Report each line of the data that has "广东省外语艺术职业学院" somewhere in it.

==== Entries provided

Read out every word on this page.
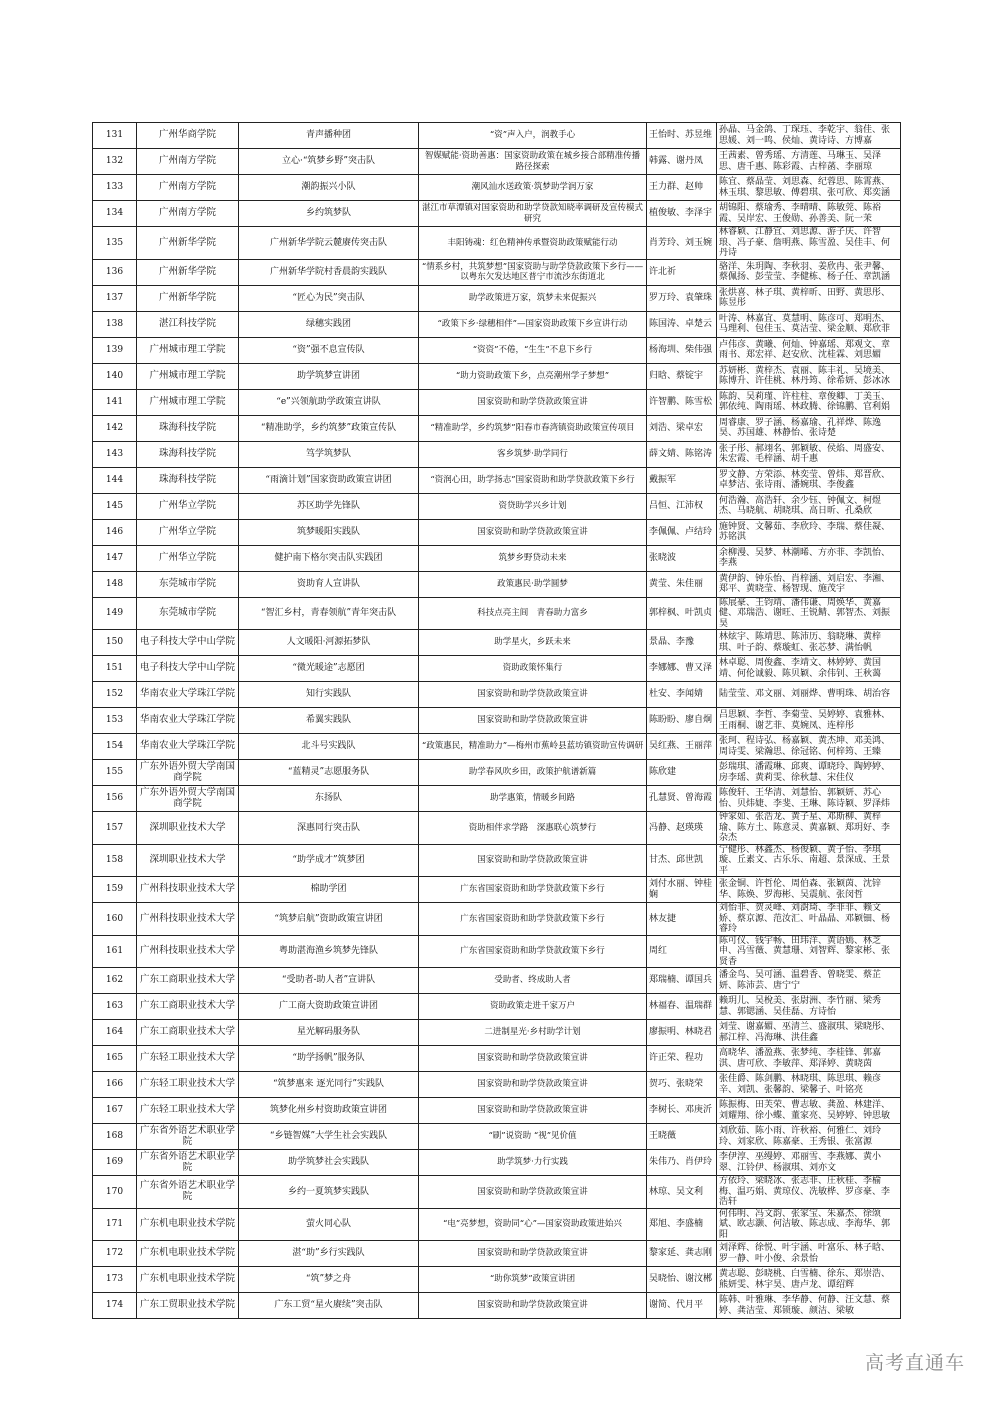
131	广州华商学院	青声播种团	“资”声入户，润教手心	王怡时、苏昱维	孙晶、马金鸽、丁琛珏、李乾宇、翁佳、张思媛、刘一鸣、侯灿、黄诗诗、方博嘉
132	广州南方学院	立心·“筑梦乡野”突击队	智媒赋能·资助善惠：国家资助政策在城乡接合部精准传播路径探索	韩露、谢丹凤	王茜素、曾秀瑶、方清莲、马琳玉、吴泽思、唐千惠、陈彩霞、古梓菡、李丽琼
133	广州南方学院	潮韵振兴小队	潮风汕水送政策·筑梦助学润万家	王力群、赵帅	陈宜、蔡晶莹、刘思森、纪蓉思、陈霄燕、林玉琪、黎思敏、傅碧琪、张可欣、郑奕涵
134	广州南方学院	乡约筑梦队	湛江市草潭镇对国家资助和助学贷款知晓率调研及宣传模式研究	植俊敏、李泽宇	胡锦阳、蔡瑜秀、李晴晴、陈敏莞、陈裕霞、吴岸宏、王俊勋、孙善美、阮一茉
135	广州新华学院	广州新华学院云麓赓传突击队	丰阳铸魂：红色精神传承暨资助政策赋能行动	肖芳玲、刘玉婉	林睿颖、江静宜、刘思源、游子庆、许智琅、冯子豪、詹明燕、陈雪盈、吴佳丰、何丹诗
136	广州新华学院	广州新华学院村香晨韵实践队	“情系乡村，共筑梦想”国家资助与助学贷款政策下乡行——以粤东欠发达地区普宁市流沙东街道北	许北祈	骆洋、朱玥陶、李秋羽、姜欣冉、张尹馨、蔡佩扬、彭莹莹、李健栋、杨子任、章凯涵
137	广州新华学院	“匠心为民”突击队	助学政策进万家，筑梦未来促振兴	罗万玲、袁肇珠	张烘喜、林子琪、黄梓昕、田野、黄思彤、陈昱彤
138	湛江科技学院	绿穗实践团	“政策下乡·绿穗相伴”—国家资助政策下乡宣讲行动	陈国涛、卓楚云	叶涛、林嘉宜、莫慧明、陈彦可、郑明杰、马理利、包佳玉、莫洁莹、梁金顺、郑欣菲
139	广州城市理工学院	“资”强不息宣传队	“资资”不倦，“生生”不息下乡行	杨海圳、柴伟强	卢伟彦、黄曦、何灿、钟嘉瑶、郑观文、章雨书、郑宏祥、赵安欣、沈桂霖、刘思媚
140	广州城市理工学院	助学筑梦宣讲团	“助力资助政策下乡，点亮潮州学子梦想”	归晗、蔡锭宇	苏妍彬、黄梓杰、袁丽、陈丰礼、吴境美、陈博升、许佳桃、林丹筠、徐希妍、彭冰冰
141	广州城市理工学院	“e”兴领航助学政策宣讲队	国家资助和助学贷款政策宣讲	许智鹏、陈雪松	陈韵、吴莉瑾、许柱柱、章俊卿、丁美玉、郭依纯、陶雨瑶、林政腾、徐锦鹏、官利娟
142	珠海科技学院	“精准助学，乡约筑梦”政策宣传队	“精准助学，乡约筑梦”阳春市春湾镇资助政策宣传项目	刘浩、梁卓宏	周睿康、罗子涵、杨嘉瑜、孔祥烨、陈逸昊、苏国雄、林静怡、张诗楚
143	珠海科技学院	笃学筑梦队	客乡筑梦·助学同行	薛文婧、陈铭涛	张子彤、郝翊名、郭颖敏、侯焰、周盛安、朱宏霞、毛梓涵、胡千惠
144	珠海科技学院	“雨滴计划”国家资助政策宣讲团	“资润心田，助学扬志”国家资助和助学贷款政策下乡行	戴振军	罗文静、方荣添、林奕莹、曾炜、郑晋欣、卓梦洁、张诗雨、潘婉琪、李俊鑫
145	广州华立学院	苏区助学先锋队	资贷助学兴乡计划	吕恒、江沛权	何浩瀚、高浩轩、余少钰、钟佩文、柯煜杰、马晓航、胡晓琪、高日昕、孔桑欣
146	广州华立学院	筑梦暖阳实践队	国家资助和助学贷款政策宣讲	李佩佩、卢结玲	施钟贤、文馨茹、李欣玲、李瑞、蔡佳凝、苏铭淇
147	广州华立学院	健护南下格尔突击队实践团	筑梦乡野贷动未来	张晓波	余柳漫、吴梦、林潮晞、方亦菲、李凯怡、李燕
148	东莞城市学院	资助育人宣讲队	政策惠民·助学圆梦	黄莹、朱佳丽	黄伊韵、钟乐怡、肖梓涵、刘启宏、李湘、郑平、黄晓莹、杨智现、施茂宇
149	东莞城市学院	“智汇乡村，青春领航”青年突击队	科技点亮主闾　青春助力富乡	郭梓枫、叶凯贞	陈展豪、王钧靖、潘伟谦、周焕华、黄嘉健、邓瑞浩、谢旺、王锐鲭、郭智杰、刘振昊
150	电子科技大学中山学院	人文暖阳·河源拓梦队	助学星火，乡跃未来	景晶、李豫	林炫宇、陈靖思、陈沛历、翁晓琳、黄梓琪、叶子韵、蔡璇虹、张芯梦、满怡帆
151	电子科技大学中山学院	“微光暖途”志愿团	资助政策怀集行	李娜娜、曹又泽	林卓聪、周俊鑫、李靖文、林婷婷、黄国靖、何伦诚毅、陈贝颖、余伟钊、王秋蔼
152	华南农业大学珠江学院	知行实践队	国家资助和助学贷款政策宣讲	杜安、李闻婧	陆莹莹、邓文丽、刘丽烨、曹明珠、胡治容
153	华南农业大学珠江学院	希翼实践队	国家资助和助学贷款政策宣讲	陈盼盼、廖自炯	吕思颖、李哲、李菊莹、吴婷婷、袁雅林、王雨桐、谢艺菲、莫婉凤、连梓彤
154	华南农业大学珠江学院	北斗号实践队	“政策惠民，精准助力”—梅州市蕉岭县蓝坊镇资助宣传调研	吴红燕、王丽萍	张珂、程诗弘、杨嘉颖、黄杰坤、邓美鸿、周诗雯、梁瀚思、徐冠铭、何梓筠、王臻
155	广东外语外贸大学南国商学院	“蓝精灵”志愿服务队	助学春风吹乡田，政策护航谱新篇	陈欣建	彭瑞琪、潘霞琳、邱爽、谭晓玲、陶婷婷、房李瑶、黄莉雯、徐秋慧、宋佳仪
156	广东外语外贸大学南国商学院	东扬队	助学惠策，情暖乡间路	孔慧贤、曾海霞	陈俊轩、王华清、刘慧怡、郭颖妍、苏心怡、贝炜婕、李斐、王琳、陈诗颖、罗泽炜
157	深圳职业技术大学	深惠同行突击队	资助相伴求学路　深惠联心筑梦行	冯静、赵瑛瑛	钟家如、张浩龙、黄子星、邓斯柳、黄梓瑜、陈方土、陈意灵、黄嘉颖、郑玥好、李杂杰
158	深圳职业技术大学	“助学成才”筑梦团	国家资助和助学贷款政策宣讲	甘杰、邱世凯	宁健彤、林鑫杰、杨俊颖、黄子怡、李琪璇、丘素文、古乐乐、南超、景深成、王景平
159	广州科技职业技术大学	棉助学团	广东省国家资助和助学贷款政策下乡行	刘付水丽、钟桂娴	张金铜、许哲伦、周伯森、张颖茵、沈锌华、陈焕、罗海彬、吴震航、张闵哲
160	广州科技职业技术大学	“筑梦启航”资助政策宣讲团	广东省国家资助和助学贷款政策下乡行	林友捷	刘怡菲、贺灵峰、刘澍琦、李菲菲、赖文娇、蔡京源、范汝汇、叶晶晶、邓颖钿、杨睿玲
161	广州科技职业技术大学	粤助湛海渔乡筑梦先锋队	广东省国家资助和助学贷款政策下乡行	周红	陈可仪、钱宇畅、田玮洋、黄语嫣、林芝申、冯雪薇、黄慧珊、刘智辉、黎家彬、张贤香
162	广东工商职业技术大学	“受助者-助人者”宣讲队	受助者、终成助人者	郑瑞楠、谭国兵	潘金鸟、吴可涵、温碧香、曾晓雯、蔡芷妍、陈沛芸、唐宁宁
163	广东工商职业技术大学	广工商大资助政策宣讲团	资助政策走进千家万户	林福春、温瑞群	赖玥儿、吴梲美、张尉洲、李竹丽、梁秀慧、郭锶涵、吴佳磊、方诗怡
164	广东工商职业技术大学	星光解码服务队	二进制星光·乡村助学计划	廖振明、林晓君	刘莹、谢嘉媚、巫清兰、盛淑琪、梁晓彤、郝江梓、冯海琳、洪佳鑫
165	广东轻工职业技术大学	“助学扬帆”服务队	国家资助和助学贷款政策宣讲	许正荣、程功	高晓华、潘盈燕、张梦纯、李桂锋、郭嘉淇、唐可欣、李敏萍、郑泽婷、黄晓茵
166	广东轻工职业技术大学	“筑梦惠来 逐光同行”实践队	国家资助和助学贷款政策宣讲	贺巧、张晓荣	张佳爵、陈剑鹏、林晓琪、陈思琪、赖彦辛、刘凯、张馨韵、梁馨子、叶铭亮
167	广东轻工职业技术大学	筑梦化州乡村资助政策宣讲团	国家资助和助学贷款政策宣讲	李树长、邓庚沂	陈振梅、田芙荣、曹志敏、龚盈、林建洋、刘耀翔、徐小蝶、董家亮、吴婷婷、钟思敏
168	广东省外语艺术职业学院	“乡链智媒”大学生社会实践队	“刷”说资助 “视”见价值	王晓薇	刘欣茹、陈小雨、许秋裕、何雅仁、刘玲玲、刘家欣、陈嘉豪、王秀银、张富源
169	广东省外语艺术职业学院	助学筑梦社会实践队	助学筑梦·力行实践	朱伟乃、肖伊玲	李伊淳、巫缦婷、邓丽雪、李燕娜、黄小翠、江铃伊、杨淑琪、刘亦文
170	广东省外语艺术职业学院	乡约一夏筑梦实践队	国家资助和助学贷款政策宣讲	林琼、吴文利	方依玲、梁晓冰、张志菲、庄秋桂、李榆梅、温巧娟、黄琼仪、冼敏桦、罗彦豪、李浩轩
171	广东机电职业技术学院	萤火同心队	“电”亮梦想，资助同“心”—国家资助政策进始兴	郑旭、李盛楠	何伟明、冯文韵、张家宝、朱嘉杰、徐颂斌、欧志灏、何洁敏、陈志成、李海华、郭阳
172	广东机电职业技术学院	湛“助”乡行实践队	国家资助和助学贷款政策宣讲	黎家延、龚志刚	刘泽辉、徐悦、叶宇涵、叶富乐、林子晗、罗一静、叶小俊、余景怡
173	广东机电职业技术学院	“筑”梦之舟	“助你筑梦”政策宣讲团	吴晓怡、谢汶郴	黄志聪、彭晓桃、白雪楠、徐东、郑崇浩、熊妍雯、林宇昊、唐卢龙、谭绍辉
174	广东工贸职业技术学院	广东工贸“星火赓续”突击队	国家资助和助学贷款政策宣讲	谢简、代月平	陈韩、叶雅琳、李华静、何静、汪文慧、蔡婷、龚洁莹、郑锁璇、颜洁、梁敏
高考直通车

========

• Full output
168	广东省外语艺术职业学院	“乡链智媒”大学生社会实践队	“刷”说资助 “视”见价值	王晓薇	刘欣茹、陈小雨、许秋裕、何雅仁、刘玲玲、刘家欣、陈嘉豪、王秀银、张富源
169	广东省外语艺术职业学院	助学筑梦社会实践队	助学筑梦·力行实践	朱伟乃、肖伊玲	李伊淳、巫缦婷、邓丽雪、李燕娜、黄小翠、江铃伊、杨淑琪、刘亦文
170	广东省外语艺术职业学院	乡约一夏筑梦实践队	国家资助和助学贷款政策宣讲	林琼、吴文利	方依玲、梁晓冰、张志菲、庄秋桂、李榆梅、温巧娟、黄琼仪、冼敏桦、罗彦豪、李浩轩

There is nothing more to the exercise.